__RECORDS FOR THE EXERCISE__.
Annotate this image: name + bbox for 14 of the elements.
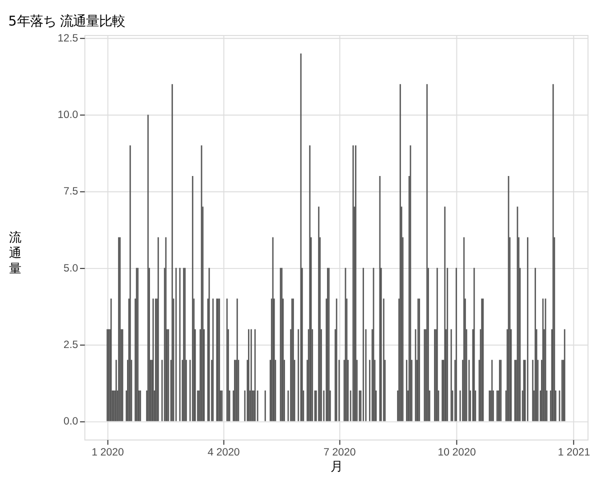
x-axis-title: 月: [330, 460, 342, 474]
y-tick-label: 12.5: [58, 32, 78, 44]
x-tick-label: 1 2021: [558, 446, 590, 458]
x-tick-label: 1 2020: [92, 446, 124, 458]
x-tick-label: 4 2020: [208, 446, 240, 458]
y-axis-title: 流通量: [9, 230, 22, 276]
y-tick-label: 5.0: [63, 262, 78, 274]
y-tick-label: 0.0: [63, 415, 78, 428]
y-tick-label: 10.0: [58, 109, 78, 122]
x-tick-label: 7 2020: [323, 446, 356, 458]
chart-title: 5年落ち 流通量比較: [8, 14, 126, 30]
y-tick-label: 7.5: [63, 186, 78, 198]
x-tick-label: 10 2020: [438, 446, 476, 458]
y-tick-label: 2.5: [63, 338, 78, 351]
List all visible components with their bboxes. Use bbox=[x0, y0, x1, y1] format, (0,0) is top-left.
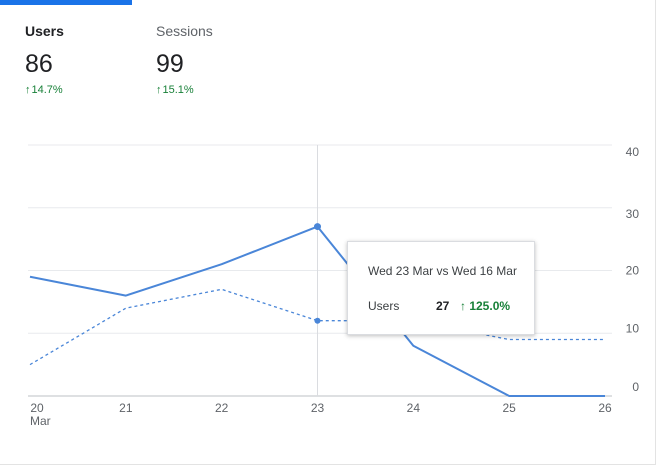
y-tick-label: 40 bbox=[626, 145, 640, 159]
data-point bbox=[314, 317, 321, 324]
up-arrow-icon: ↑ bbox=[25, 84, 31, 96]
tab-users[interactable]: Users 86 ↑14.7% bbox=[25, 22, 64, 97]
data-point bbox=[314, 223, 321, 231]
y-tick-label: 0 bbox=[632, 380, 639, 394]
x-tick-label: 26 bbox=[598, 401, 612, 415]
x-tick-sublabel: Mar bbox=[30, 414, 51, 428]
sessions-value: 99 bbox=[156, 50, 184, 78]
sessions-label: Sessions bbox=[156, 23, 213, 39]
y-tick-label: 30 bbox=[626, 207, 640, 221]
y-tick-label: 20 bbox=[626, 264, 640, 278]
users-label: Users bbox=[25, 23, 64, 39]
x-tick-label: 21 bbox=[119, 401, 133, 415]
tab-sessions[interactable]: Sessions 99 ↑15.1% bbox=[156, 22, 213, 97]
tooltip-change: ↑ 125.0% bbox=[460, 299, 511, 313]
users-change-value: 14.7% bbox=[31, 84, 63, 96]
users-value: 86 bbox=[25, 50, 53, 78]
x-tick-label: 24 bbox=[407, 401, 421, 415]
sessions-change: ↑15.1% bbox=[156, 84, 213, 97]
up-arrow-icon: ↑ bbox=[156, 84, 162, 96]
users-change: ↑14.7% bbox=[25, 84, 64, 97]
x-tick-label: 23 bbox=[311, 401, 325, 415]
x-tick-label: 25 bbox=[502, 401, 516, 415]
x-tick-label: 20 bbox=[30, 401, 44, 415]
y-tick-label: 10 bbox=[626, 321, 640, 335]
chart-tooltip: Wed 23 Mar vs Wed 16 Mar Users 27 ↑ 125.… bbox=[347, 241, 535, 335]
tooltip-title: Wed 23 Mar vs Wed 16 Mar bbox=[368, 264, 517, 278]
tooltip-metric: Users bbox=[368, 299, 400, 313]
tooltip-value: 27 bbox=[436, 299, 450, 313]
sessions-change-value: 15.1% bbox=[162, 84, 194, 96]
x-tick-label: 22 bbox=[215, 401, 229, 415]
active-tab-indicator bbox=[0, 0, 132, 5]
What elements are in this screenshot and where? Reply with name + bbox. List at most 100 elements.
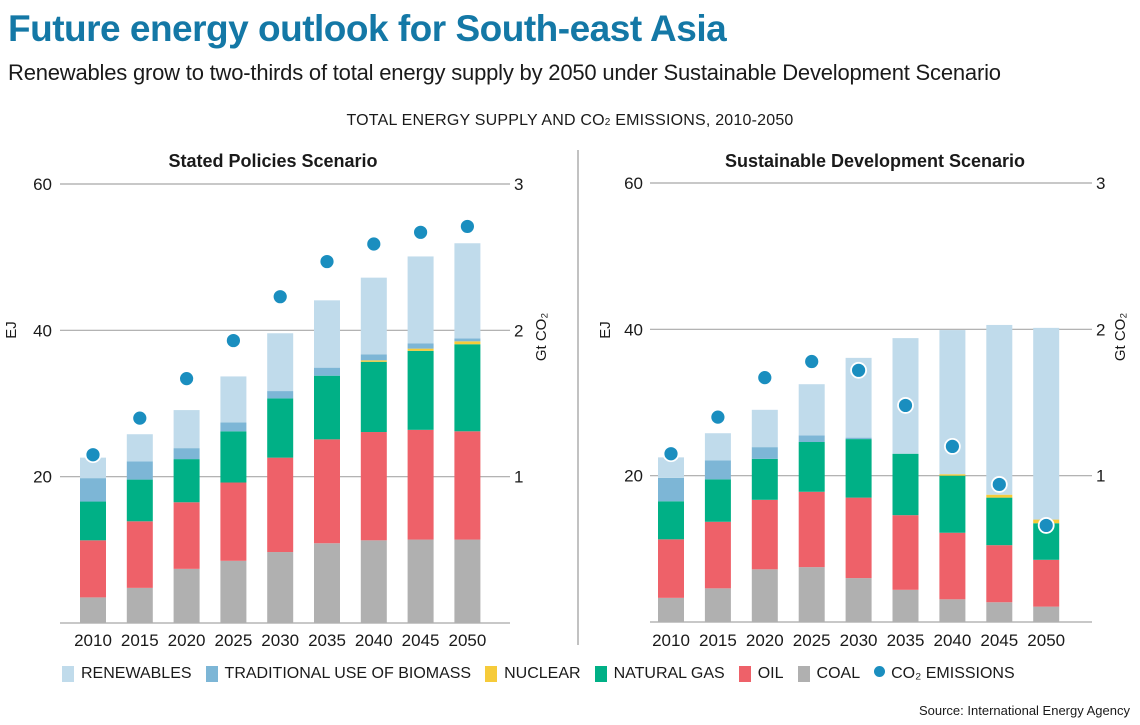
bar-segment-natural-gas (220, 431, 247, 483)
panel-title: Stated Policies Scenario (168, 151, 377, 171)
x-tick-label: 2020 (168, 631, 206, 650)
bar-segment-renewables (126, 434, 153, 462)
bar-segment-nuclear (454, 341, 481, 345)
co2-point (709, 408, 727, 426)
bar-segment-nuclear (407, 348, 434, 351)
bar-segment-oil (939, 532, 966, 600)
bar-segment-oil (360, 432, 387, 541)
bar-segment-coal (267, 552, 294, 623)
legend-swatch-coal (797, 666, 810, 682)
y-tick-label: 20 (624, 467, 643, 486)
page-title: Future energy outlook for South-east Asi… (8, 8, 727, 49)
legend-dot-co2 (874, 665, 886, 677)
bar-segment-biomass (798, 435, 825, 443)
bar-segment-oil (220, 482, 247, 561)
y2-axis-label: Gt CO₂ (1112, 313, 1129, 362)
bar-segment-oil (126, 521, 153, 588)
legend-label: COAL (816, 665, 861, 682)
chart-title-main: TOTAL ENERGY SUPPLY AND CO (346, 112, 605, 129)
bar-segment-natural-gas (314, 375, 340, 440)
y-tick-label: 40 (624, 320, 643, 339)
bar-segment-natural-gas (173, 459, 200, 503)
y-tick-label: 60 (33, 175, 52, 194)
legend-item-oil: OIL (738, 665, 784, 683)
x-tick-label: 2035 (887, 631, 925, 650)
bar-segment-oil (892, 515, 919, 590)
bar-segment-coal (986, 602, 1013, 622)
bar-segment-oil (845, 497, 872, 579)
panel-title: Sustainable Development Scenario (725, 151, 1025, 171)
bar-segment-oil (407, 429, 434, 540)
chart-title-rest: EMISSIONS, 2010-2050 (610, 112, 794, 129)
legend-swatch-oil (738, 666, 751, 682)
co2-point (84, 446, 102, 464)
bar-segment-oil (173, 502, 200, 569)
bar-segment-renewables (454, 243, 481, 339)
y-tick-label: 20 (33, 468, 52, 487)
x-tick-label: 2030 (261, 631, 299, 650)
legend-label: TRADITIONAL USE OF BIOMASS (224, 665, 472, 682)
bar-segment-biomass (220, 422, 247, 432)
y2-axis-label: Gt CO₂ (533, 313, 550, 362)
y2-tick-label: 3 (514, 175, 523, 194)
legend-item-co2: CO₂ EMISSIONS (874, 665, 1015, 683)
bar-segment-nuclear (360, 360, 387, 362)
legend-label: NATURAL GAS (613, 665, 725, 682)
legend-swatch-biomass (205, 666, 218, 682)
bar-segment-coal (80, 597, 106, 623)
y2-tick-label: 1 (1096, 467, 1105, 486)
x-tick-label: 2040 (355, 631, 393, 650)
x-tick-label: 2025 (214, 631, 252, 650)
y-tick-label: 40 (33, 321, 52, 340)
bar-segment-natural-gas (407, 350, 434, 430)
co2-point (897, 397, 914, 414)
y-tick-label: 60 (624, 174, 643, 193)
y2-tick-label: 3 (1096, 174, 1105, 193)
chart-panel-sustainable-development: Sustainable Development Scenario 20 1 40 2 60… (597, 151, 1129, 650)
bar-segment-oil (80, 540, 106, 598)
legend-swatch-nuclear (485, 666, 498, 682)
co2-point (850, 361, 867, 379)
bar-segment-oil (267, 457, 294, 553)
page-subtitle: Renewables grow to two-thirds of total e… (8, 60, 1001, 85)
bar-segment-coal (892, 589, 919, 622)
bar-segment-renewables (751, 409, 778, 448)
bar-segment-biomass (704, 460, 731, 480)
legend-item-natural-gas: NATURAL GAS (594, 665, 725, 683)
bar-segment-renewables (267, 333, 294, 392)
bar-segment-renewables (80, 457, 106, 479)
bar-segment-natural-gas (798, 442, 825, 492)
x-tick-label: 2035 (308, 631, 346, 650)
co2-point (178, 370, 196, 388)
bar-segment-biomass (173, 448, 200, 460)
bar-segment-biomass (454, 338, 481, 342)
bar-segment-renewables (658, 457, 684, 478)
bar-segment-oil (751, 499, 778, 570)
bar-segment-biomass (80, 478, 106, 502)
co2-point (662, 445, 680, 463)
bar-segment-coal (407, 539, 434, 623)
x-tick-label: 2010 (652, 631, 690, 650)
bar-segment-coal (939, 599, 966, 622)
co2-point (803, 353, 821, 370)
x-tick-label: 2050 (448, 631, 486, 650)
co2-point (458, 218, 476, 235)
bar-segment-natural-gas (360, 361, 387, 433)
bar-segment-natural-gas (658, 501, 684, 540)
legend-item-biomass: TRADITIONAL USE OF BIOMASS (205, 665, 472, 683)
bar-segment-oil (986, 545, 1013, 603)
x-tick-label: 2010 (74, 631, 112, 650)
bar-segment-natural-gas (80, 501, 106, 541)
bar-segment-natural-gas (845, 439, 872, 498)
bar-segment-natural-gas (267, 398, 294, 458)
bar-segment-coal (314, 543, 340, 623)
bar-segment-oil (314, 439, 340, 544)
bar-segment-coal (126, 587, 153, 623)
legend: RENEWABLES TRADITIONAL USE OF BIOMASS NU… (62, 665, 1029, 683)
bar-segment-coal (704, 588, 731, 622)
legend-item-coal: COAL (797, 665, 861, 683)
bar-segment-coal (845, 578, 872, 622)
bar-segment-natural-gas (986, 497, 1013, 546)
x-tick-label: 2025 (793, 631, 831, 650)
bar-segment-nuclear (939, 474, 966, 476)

__TASK REQUIREMENTS__.
Print the lines starting at the one that contains "y-tick-label: 40 bbox=[626, 145, 640, 159]" and ending at the one that contains "tooltip-value: 27 bbox=[436, 299, 450, 313]", both included, copied exactly with nothing changed.

__WRITTEN ANSWER__.
y-tick-label: 40 bbox=[626, 145, 640, 159]
data-point bbox=[314, 317, 321, 324]
up-arrow-icon: ↑ bbox=[25, 84, 31, 96]
tab-users[interactable]: Users 86 ↑14.7% bbox=[25, 22, 64, 97]
data-point bbox=[314, 223, 321, 231]
y-tick-label: 0 bbox=[632, 380, 639, 394]
x-tick-label: 26 bbox=[598, 401, 612, 415]
x-tick-sublabel: Mar bbox=[30, 414, 51, 428]
sessions-value: 99 bbox=[156, 50, 184, 78]
sessions-label: Sessions bbox=[156, 23, 213, 39]
y-tick-label: 30 bbox=[626, 207, 640, 221]
y-tick-label: 20 bbox=[626, 264, 640, 278]
users-label: Users bbox=[25, 23, 64, 39]
x-tick-label: 21 bbox=[119, 401, 133, 415]
tab-sessions[interactable]: Sessions 99 ↑15.1% bbox=[156, 22, 213, 97]
tooltip-change: ↑ 125.0% bbox=[460, 299, 511, 313]
users-change-value: 14.7% bbox=[31, 84, 63, 96]
users-value: 86 bbox=[25, 50, 53, 78]
x-tick-label: 24 bbox=[407, 401, 421, 415]
sessions-change: ↑15.1% bbox=[156, 84, 213, 97]
up-arrow-icon: ↑ bbox=[156, 84, 162, 96]
users-change: ↑14.7% bbox=[25, 84, 64, 97]
x-tick-label: 23 bbox=[311, 401, 325, 415]
x-tick-label: 25 bbox=[502, 401, 516, 415]
x-tick-label: 20 bbox=[30, 401, 44, 415]
y-tick-label: 10 bbox=[626, 321, 640, 335]
chart-tooltip: Wed 23 Mar vs Wed 16 Mar Users 27 ↑ 125.… bbox=[347, 241, 535, 335]
tooltip-title: Wed 23 Mar vs Wed 16 Mar bbox=[368, 264, 517, 278]
tooltip-metric: Users bbox=[368, 299, 400, 313]
tooltip-value: 27 bbox=[436, 299, 450, 313]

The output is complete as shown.